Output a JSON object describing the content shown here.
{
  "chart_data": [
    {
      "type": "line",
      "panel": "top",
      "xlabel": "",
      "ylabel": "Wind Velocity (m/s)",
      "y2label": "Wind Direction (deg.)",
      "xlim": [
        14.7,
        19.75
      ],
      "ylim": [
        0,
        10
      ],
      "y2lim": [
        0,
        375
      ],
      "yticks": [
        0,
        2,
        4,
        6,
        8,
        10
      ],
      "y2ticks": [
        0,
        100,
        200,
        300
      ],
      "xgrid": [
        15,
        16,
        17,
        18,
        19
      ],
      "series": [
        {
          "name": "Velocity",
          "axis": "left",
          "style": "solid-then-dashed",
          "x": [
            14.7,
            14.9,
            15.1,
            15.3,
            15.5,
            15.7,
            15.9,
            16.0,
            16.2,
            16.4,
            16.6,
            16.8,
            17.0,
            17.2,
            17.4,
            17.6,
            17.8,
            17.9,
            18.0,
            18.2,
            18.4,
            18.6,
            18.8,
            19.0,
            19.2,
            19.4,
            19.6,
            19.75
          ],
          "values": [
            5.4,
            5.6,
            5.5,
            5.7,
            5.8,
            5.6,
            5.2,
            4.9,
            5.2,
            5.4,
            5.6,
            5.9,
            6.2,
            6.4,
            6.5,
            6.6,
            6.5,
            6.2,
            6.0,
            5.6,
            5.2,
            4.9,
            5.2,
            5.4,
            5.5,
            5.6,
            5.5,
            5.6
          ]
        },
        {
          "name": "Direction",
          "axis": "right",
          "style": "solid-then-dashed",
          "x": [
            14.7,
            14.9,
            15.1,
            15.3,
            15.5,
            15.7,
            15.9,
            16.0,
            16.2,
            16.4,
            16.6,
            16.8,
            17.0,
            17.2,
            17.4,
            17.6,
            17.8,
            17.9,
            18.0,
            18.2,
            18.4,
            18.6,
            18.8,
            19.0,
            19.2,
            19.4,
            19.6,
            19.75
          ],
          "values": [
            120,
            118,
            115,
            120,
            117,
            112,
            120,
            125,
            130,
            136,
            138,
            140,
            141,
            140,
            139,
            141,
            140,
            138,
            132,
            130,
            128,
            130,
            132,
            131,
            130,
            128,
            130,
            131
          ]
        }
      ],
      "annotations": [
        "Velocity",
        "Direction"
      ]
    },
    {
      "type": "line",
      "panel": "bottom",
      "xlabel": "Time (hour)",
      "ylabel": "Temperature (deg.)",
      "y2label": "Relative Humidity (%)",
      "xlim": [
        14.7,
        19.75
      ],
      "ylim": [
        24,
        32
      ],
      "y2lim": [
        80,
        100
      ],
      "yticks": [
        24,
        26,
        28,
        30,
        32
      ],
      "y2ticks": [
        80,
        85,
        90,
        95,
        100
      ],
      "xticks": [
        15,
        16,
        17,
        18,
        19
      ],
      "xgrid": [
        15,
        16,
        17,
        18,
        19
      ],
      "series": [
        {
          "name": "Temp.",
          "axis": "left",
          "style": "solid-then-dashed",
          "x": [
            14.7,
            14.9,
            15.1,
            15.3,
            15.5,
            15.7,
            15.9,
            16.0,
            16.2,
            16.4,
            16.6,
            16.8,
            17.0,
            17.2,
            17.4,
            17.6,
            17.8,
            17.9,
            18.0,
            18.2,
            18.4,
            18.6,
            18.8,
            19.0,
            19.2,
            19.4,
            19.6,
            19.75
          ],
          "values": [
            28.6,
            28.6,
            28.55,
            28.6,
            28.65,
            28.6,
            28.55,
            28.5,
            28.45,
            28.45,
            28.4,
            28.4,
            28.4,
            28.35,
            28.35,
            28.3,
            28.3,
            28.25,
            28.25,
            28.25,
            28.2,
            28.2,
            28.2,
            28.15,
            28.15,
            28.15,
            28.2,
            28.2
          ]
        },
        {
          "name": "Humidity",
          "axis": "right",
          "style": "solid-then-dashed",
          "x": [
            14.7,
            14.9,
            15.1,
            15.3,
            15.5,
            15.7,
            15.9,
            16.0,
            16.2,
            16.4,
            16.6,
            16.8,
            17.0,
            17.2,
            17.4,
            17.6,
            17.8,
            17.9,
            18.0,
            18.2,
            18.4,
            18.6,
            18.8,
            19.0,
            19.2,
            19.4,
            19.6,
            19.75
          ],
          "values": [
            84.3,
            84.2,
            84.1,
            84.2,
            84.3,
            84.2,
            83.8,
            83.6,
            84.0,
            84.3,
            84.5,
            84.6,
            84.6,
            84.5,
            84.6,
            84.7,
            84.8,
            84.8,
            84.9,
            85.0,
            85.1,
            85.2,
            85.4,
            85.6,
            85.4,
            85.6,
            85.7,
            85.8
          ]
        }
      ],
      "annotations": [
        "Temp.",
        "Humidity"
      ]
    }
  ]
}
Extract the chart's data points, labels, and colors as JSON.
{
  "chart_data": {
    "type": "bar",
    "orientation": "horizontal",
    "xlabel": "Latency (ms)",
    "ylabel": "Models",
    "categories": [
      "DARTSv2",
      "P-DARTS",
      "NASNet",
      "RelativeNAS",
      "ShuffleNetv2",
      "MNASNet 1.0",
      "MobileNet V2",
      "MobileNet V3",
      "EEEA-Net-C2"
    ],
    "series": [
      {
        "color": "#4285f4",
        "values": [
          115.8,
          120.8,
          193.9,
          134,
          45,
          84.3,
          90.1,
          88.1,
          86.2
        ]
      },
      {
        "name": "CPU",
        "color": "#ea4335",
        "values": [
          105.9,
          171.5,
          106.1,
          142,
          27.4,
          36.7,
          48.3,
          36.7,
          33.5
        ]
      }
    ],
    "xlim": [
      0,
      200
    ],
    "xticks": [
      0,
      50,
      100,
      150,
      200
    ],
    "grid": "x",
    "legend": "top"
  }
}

= = = = =

= Stated task =
Go through the records and print each one exactly.

= Answer to the exercise =
Output a JSON object describing the content shown here.
{
  "chart_data": [
    {
      "type": "line",
      "panel": "top",
      "xlabel": "",
      "ylabel": "Wind Velocity (m/s)",
      "y2label": "Wind Direction (deg.)",
      "xlim": [
        14.7,
        19.75
      ],
      "ylim": [
        0,
        10
      ],
      "y2lim": [
        0,
        375
      ],
      "yticks": [
        0,
        2,
        4,
        6,
        8,
        10
      ],
      "y2ticks": [
        0,
        100,
        200,
        300
      ],
      "xgrid": [
        15,
        16,
        17,
        18,
        19
      ],
      "series": [
        {
          "name": "Velocity",
          "axis": "left",
          "style": "solid-then-dashed",
          "x": [
            14.7,
            14.9,
            15.1,
            15.3,
            15.5,
            15.7,
            15.9,
            16.0,
            16.2,
            16.4,
            16.6,
            16.8,
            17.0,
            17.2,
            17.4,
            17.6,
            17.8,
            17.9,
            18.0,
            18.2,
            18.4,
            18.6,
            18.8,
            19.0,
            19.2,
            19.4,
            19.6,
            19.75
          ],
          "values": [
            5.4,
            5.6,
            5.5,
            5.7,
            5.8,
            5.6,
            5.2,
            4.9,
            5.2,
            5.4,
            5.6,
            5.9,
            6.2,
            6.4,
            6.5,
            6.6,
            6.5,
            6.2,
            6.0,
            5.6,
            5.2,
            4.9,
            5.2,
            5.4,
            5.5,
            5.6,
            5.5,
            5.6
          ]
        },
        {
          "name": "Direction",
          "axis": "right",
          "style": "solid-then-dashed",
          "x": [
            14.7,
            14.9,
            15.1,
            15.3,
            15.5,
            15.7,
            15.9,
            16.0,
            16.2,
            16.4,
            16.6,
            16.8,
            17.0,
            17.2,
            17.4,
            17.6,
            17.8,
            17.9,
            18.0,
            18.2,
            18.4,
            18.6,
            18.8,
            19.0,
            19.2,
            19.4,
            19.6,
            19.75
          ],
          "values": [
            120,
            118,
            115,
            120,
            117,
            112,
            120,
            125,
            130,
            136,
            138,
            140,
            141,
            140,
            139,
            141,
            140,
            138,
            132,
            130,
            128,
            130,
            132,
            131,
            130,
            128,
            130,
            131
          ]
        }
      ],
      "annotations": [
        "Velocity",
        "Direction"
      ]
    },
    {
      "type": "line",
      "panel": "bottom",
      "xlabel": "Time (hour)",
      "ylabel": "Temperature (deg.)",
      "y2label": "Relative Humidity (%)",
      "xlim": [
        14.7,
        19.75
      ],
      "ylim": [
        24,
        32
      ],
      "y2lim": [
        80,
        100
      ],
      "yticks": [
        24,
        26,
        28,
        30,
        32
      ],
      "y2ticks": [
        80,
        85,
        90,
        95,
        100
      ],
      "xticks": [
        15,
        16,
        17,
        18,
        19
      ],
      "xgrid": [
        15,
        16,
        17,
        18,
        19
      ],
      "series": [
        {
          "name": "Temp.",
          "axis": "left",
          "style": "solid-then-dashed",
          "x": [
            14.7,
            14.9,
            15.1,
            15.3,
            15.5,
            15.7,
            15.9,
            16.0,
            16.2,
            16.4,
            16.6,
            16.8,
            17.0,
            17.2,
            17.4,
            17.6,
            17.8,
            17.9,
            18.0,
            18.2,
            18.4,
            18.6,
            18.8,
            19.0,
            19.2,
            19.4,
            19.6,
            19.75
          ],
          "values": [
            28.6,
            28.6,
            28.55,
            28.6,
            28.65,
            28.6,
            28.55,
            28.5,
            28.45,
            28.45,
            28.4,
            28.4,
            28.4,
            28.35,
            28.35,
            28.3,
            28.3,
            28.25,
            28.25,
            28.25,
            28.2,
            28.2,
            28.2,
            28.15,
            28.15,
            28.15,
            28.2,
            28.2
          ]
        },
        {
          "name": "Humidity",
          "axis": "right",
          "style": "solid-then-dashed",
          "x": [
            14.7,
            14.9,
            15.1,
            15.3,
            15.5,
            15.7,
            15.9,
            16.0,
            16.2,
            16.4,
            16.6,
            16.8,
            17.0,
            17.2,
            17.4,
            17.6,
            17.8,
            17.9,
            18.0,
            18.2,
            18.4,
            18.6,
            18.8,
            19.0,
            19.2,
            19.4,
            19.6,
            19.75
          ],
          "values": [
            84.3,
            84.2,
            84.1,
            84.2,
            84.3,
            84.2,
            83.8,
            83.6,
            84.0,
            84.3,
            84.5,
            84.6,
            84.6,
            84.5,
            84.6,
            84.7,
            84.8,
            84.8,
            84.9,
            85.0,
            85.1,
            85.2,
            85.4,
            85.6,
            85.4,
            85.6,
            85.7,
            85.8
          ]
        }
      ],
      "annotations": [
        "Temp.",
        "Humidity"
      ]
    }
  ]
}
Extract the chart's data points, labels, and colors as JSON.
{
  "chart_data": {
    "type": "bar",
    "orientation": "horizontal",
    "xlabel": "Latency (ms)",
    "ylabel": "Models",
    "categories": [
      "DARTSv2",
      "P-DARTS",
      "NASNet",
      "RelativeNAS",
      "ShuffleNetv2",
      "MNASNet 1.0",
      "MobileNet V2",
      "MobileNet V3",
      "EEEA-Net-C2"
    ],
    "series": [
      {
        "color": "#4285f4",
        "values": [
          115.8,
          120.8,
          193.9,
          134,
          45,
          84.3,
          90.1,
          88.1,
          86.2
        ]
      },
      {
        "name": "CPU",
        "color": "#ea4335",
        "values": [
          105.9,
          171.5,
          106.1,
          142,
          27.4,
          36.7,
          48.3,
          36.7,
          33.5
        ]
      }
    ],
    "xlim": [
      0,
      200
    ],
    "xticks": [
      0,
      50,
      100,
      150,
      200
    ],
    "grid": "x",
    "legend": "top"
  }
}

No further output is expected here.